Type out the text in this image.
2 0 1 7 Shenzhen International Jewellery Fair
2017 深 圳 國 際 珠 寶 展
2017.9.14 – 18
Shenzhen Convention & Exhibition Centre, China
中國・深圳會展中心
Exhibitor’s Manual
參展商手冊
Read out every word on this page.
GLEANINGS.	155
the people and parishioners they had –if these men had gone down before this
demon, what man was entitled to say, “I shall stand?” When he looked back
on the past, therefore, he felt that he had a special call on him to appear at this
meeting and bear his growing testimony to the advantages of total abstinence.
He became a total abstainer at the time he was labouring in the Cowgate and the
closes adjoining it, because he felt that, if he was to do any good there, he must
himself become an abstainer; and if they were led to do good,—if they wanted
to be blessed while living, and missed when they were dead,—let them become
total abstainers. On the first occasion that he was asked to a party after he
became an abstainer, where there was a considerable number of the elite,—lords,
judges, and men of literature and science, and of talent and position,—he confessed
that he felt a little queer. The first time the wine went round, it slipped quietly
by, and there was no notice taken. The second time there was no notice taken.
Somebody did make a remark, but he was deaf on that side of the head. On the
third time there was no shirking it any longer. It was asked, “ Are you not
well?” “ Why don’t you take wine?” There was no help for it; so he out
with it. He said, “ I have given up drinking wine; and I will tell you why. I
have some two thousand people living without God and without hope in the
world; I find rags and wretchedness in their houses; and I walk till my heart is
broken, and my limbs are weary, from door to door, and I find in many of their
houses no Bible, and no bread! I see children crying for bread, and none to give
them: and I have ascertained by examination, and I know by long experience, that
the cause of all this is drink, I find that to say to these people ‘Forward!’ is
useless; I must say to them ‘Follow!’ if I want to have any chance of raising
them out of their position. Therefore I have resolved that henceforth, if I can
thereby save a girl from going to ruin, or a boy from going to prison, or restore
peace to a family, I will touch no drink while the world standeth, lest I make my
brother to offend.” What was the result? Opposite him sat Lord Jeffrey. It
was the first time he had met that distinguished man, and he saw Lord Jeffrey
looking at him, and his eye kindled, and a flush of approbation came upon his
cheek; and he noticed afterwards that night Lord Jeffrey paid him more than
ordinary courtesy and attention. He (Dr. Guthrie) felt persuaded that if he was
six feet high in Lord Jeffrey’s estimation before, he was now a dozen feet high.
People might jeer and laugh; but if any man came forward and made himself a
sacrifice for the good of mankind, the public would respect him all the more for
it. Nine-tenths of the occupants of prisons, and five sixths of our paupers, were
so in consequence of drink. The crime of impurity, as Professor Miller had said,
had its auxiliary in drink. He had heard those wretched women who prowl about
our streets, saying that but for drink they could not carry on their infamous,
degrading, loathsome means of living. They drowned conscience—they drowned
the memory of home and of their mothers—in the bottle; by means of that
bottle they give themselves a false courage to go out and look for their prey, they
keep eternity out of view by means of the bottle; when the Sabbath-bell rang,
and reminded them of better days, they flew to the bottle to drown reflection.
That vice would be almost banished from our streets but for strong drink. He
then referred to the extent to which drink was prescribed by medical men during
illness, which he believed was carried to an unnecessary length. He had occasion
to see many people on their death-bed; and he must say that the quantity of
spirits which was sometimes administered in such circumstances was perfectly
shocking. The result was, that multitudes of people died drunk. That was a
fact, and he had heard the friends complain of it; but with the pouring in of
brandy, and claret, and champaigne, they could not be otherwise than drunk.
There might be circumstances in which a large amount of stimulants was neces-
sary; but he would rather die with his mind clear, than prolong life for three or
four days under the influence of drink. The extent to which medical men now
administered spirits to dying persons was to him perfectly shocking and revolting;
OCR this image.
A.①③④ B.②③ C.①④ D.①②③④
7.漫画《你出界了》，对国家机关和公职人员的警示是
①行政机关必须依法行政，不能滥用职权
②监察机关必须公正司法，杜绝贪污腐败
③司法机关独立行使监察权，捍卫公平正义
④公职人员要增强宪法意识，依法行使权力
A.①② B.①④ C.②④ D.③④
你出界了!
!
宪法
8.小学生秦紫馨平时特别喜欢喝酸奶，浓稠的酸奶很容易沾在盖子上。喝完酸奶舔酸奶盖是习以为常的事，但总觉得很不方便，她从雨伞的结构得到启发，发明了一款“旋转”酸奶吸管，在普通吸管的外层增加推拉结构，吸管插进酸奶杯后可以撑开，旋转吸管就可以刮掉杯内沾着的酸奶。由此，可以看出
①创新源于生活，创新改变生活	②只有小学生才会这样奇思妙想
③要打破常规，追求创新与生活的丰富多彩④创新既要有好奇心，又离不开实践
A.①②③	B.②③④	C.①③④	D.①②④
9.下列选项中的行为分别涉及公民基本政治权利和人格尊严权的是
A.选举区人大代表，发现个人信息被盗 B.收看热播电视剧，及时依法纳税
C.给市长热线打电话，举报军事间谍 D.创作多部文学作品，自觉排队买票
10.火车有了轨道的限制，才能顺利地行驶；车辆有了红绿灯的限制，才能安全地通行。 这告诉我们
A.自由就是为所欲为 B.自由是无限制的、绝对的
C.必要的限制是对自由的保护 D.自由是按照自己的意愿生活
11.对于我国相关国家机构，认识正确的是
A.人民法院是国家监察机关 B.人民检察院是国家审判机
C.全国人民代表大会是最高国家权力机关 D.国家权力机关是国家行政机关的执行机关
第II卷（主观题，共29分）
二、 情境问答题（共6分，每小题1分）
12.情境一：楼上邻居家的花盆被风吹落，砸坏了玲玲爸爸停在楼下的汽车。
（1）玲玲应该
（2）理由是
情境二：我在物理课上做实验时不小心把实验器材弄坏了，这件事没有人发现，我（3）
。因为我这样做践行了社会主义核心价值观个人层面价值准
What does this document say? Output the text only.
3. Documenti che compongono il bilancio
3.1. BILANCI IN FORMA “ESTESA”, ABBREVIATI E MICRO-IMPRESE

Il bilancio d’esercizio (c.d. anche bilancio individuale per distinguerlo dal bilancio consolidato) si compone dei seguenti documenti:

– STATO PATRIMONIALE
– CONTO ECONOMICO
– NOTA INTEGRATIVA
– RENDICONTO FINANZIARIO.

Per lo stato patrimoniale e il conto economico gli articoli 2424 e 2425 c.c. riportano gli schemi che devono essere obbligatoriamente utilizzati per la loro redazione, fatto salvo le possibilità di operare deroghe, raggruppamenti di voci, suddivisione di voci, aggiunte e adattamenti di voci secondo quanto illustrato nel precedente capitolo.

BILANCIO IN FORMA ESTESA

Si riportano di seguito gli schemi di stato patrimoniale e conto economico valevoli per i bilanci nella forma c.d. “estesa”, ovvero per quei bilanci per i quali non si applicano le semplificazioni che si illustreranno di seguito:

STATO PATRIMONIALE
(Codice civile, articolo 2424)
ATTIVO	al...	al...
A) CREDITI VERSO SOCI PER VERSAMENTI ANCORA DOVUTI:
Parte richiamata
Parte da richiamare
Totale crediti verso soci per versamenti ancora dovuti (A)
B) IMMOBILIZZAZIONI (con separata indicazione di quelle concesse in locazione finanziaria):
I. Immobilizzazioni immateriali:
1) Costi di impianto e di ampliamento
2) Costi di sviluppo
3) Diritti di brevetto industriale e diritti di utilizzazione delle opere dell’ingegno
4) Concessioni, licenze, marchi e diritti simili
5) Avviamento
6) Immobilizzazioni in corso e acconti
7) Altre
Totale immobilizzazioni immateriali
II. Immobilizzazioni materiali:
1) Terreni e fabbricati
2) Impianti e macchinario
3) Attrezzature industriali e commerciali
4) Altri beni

- - - - - - -

### Aim
Return the listing above in its exact form.

### The reply
Type out the text in this image.
2 0 1 7 Shenzhen International Jewellery Fair
2017 深 圳 國 際 珠 寶 展
2017.9.14 – 18
Shenzhen Convention & Exhibition Centre, China
中國・深圳會展中心
Exhibitor’s Manual
參展商手冊
Read out every word on this page.
GLEANINGS.	155
the people and parishioners they had –if these men had gone down before this
demon, what man was entitled to say, “I shall stand?” When he looked back
on the past, therefore, he felt that he had a special call on him to appear at this
meeting and bear his growing testimony to the advantages of total abstinence.
He became a total abstainer at the time he was labouring in the Cowgate and the
closes adjoining it, because he felt that, if he was to do any good there, he must
himself become an abstainer; and if they were led to do good,—if they wanted
to be blessed while living, and missed when they were dead,—let them become
total abstainers. On the first occasion that he was asked to a party after he
became an abstainer, where there was a considerable number of the elite,—lords,
judges, and men of literature and science, and of talent and position,—he confessed
that he felt a little queer. The first time the wine went round, it slipped quietly
by, and there was no notice taken. The second time there was no notice taken.
Somebody did make a remark, but he was deaf on that side of the head. On the
third time there was no shirking it any longer. It was asked, “ Are you not
well?” “ Why don’t you take wine?” There was no help for it; so he out
with it. He said, “ I have given up drinking wine; and I will tell you why. I
have some two thousand people living without God and without hope in the
world; I find rags and wretchedness in their houses; and I walk till my heart is
broken, and my limbs are weary, from door to door, and I find in many of their
houses no Bible, and no bread! I see children crying for bread, and none to give
them: and I have ascertained by examination, and I know by long experience, that
the cause of all this is drink, I find that to say to these people ‘Forward!’ is
useless; I must say to them ‘Follow!’ if I want to have any chance of raising
them out of their position. Therefore I have resolved that henceforth, if I can
thereby save a girl from going to ruin, or a boy from going to prison, or restore
peace to a family, I will touch no drink while the world standeth, lest I make my
brother to offend.” What was the result? Opposite him sat Lord Jeffrey. It
was the first time he had met that distinguished man, and he saw Lord Jeffrey
looking at him, and his eye kindled, and a flush of approbation came upon his
cheek; and he noticed afterwards that night Lord Jeffrey paid him more than
ordinary courtesy and attention. He (Dr. Guthrie) felt persuaded that if he was
six feet high in Lord Jeffrey’s estimation before, he was now a dozen feet high.
People might jeer and laugh; but if any man came forward and made himself a
sacrifice for the good of mankind, the public would respect him all the more for
it. Nine-tenths of the occupants of prisons, and five sixths of our paupers, were
so in consequence of drink. The crime of impurity, as Professor Miller had said,
had its auxiliary in drink. He had heard those wretched women who prowl about
our streets, saying that but for drink they could not carry on their infamous,
degrading, loathsome means of living. They drowned conscience—they drowned
the memory of home and of their mothers—in the bottle; by means of that
bottle they give themselves a false courage to go out and look for their prey, they
keep eternity out of view by means of the bottle; when the Sabbath-bell rang,
and reminded them of better days, they flew to the bottle to drown reflection.
That vice would be almost banished from our streets but for strong drink. He
then referred to the extent to which drink was prescribed by medical men during
illness, which he believed was carried to an unnecessary length. He had occasion
to see many people on their death-bed; and he must say that the quantity of
spirits which was sometimes administered in such circumstances was perfectly
shocking. The result was, that multitudes of people died drunk. That was a
fact, and he had heard the friends complain of it; but with the pouring in of
brandy, and claret, and champaigne, they could not be otherwise than drunk.
There might be circumstances in which a large amount of stimulants was neces-
sary; but he would rather die with his mind clear, than prolong life for three or
four days under the influence of drink. The extent to which medical men now
administered spirits to dying persons was to him perfectly shocking and revolting;
OCR this image.
A.①③④ B.②③ C.①④ D.①②③④
7.漫画《你出界了》，对国家机关和公职人员的警示是
①行政机关必须依法行政，不能滥用职权
②监察机关必须公正司法，杜绝贪污腐败
③司法机关独立行使监察权，捍卫公平正义
④公职人员要增强宪法意识，依法行使权力
A.①② B.①④ C.②④ D.③④
你出界了!
!
宪法
8.小学生秦紫馨平时特别喜欢喝酸奶，浓稠的酸奶很容易沾在盖子上。喝完酸奶舔酸奶盖是习以为常的事，但总觉得很不方便，她从雨伞的结构得到启发，发明了一款“旋转”酸奶吸管，在普通吸管的外层增加推拉结构，吸管插进酸奶杯后可以撑开，旋转吸管就可以刮掉杯内沾着的酸奶。由此，可以看出
①创新源于生活，创新改变生活	②只有小学生才会这样奇思妙想
③要打破常规，追求创新与生活的丰富多彩④创新既要有好奇心，又离不开实践
A.①②③	B.②③④	C.①③④	D.①②④
9.下列选项中的行为分别涉及公民基本政治权利和人格尊严权的是
A.选举区人大代表，发现个人信息被盗 B.收看热播电视剧，及时依法纳税
C.给市长热线打电话，举报军事间谍 D.创作多部文学作品，自觉排队买票
10.火车有了轨道的限制，才能顺利地行驶；车辆有了红绿灯的限制，才能安全地通行。 这告诉我们
A.自由就是为所欲为 B.自由是无限制的、绝对的
C.必要的限制是对自由的保护 D.自由是按照自己的意愿生活
11.对于我国相关国家机构，认识正确的是
A.人民法院是国家监察机关 B.人民检察院是国家审判机
C.全国人民代表大会是最高国家权力机关 D.国家权力机关是国家行政机关的执行机关
第II卷（主观题，共29分）
二、 情境问答题（共6分，每小题1分）
12.情境一：楼上邻居家的花盆被风吹落，砸坏了玲玲爸爸停在楼下的汽车。
（1）玲玲应该
（2）理由是
情境二：我在物理课上做实验时不小心把实验器材弄坏了，这件事没有人发现，我（3）
。因为我这样做践行了社会主义核心价值观个人层面价值准
What does this document say? Output the text only.
3. Documenti che compongono il bilancio
3.1. BILANCI IN FORMA “ESTESA”, ABBREVIATI E MICRO-IMPRESE

Il bilancio d’esercizio (c.d. anche bilancio individuale per distinguerlo dal bilancio consolidato) si compone dei seguenti documenti:

– STATO PATRIMONIALE
– CONTO ECONOMICO
– NOTA INTEGRATIVA
– RENDICONTO FINANZIARIO.

Per lo stato patrimoniale e il conto economico gli articoli 2424 e 2425 c.c. riportano gli schemi che devono essere obbligatoriamente utilizzati per la loro redazione, fatto salvo le possibilità di operare deroghe, raggruppamenti di voci, suddivisione di voci, aggiunte e adattamenti di voci secondo quanto illustrato nel precedente capitolo.

BILANCIO IN FORMA ESTESA

Si riportano di seguito gli schemi di stato patrimoniale e conto economico valevoli per i bilanci nella forma c.d. “estesa”, ovvero per quei bilanci per i quali non si applicano le semplificazioni che si illustreranno di seguito:

STATO PATRIMONIALE
(Codice civile, articolo 2424)
ATTIVO	al...	al...
A) CREDITI VERSO SOCI PER VERSAMENTI ANCORA DOVUTI:
Parte richiamata
Parte da richiamare
Totale crediti verso soci per versamenti ancora dovuti (A)
B) IMMOBILIZZAZIONI (con separata indicazione di quelle concesse in locazione finanziaria):
I. Immobilizzazioni immateriali:
1) Costi di impianto e di ampliamento
2) Costi di sviluppo
3) Diritti di brevetto industriale e diritti di utilizzazione delle opere dell’ingegno
4) Concessioni, licenze, marchi e diritti simili
5) Avviamento
6) Immobilizzazioni in corso e acconti
7) Altre
Totale immobilizzazioni immateriali
II. Immobilizzazioni materiali:
1) Terreni e fabbricati
2) Impianti e macchinario
3) Attrezzature industriali e commerciali
4) Altri beni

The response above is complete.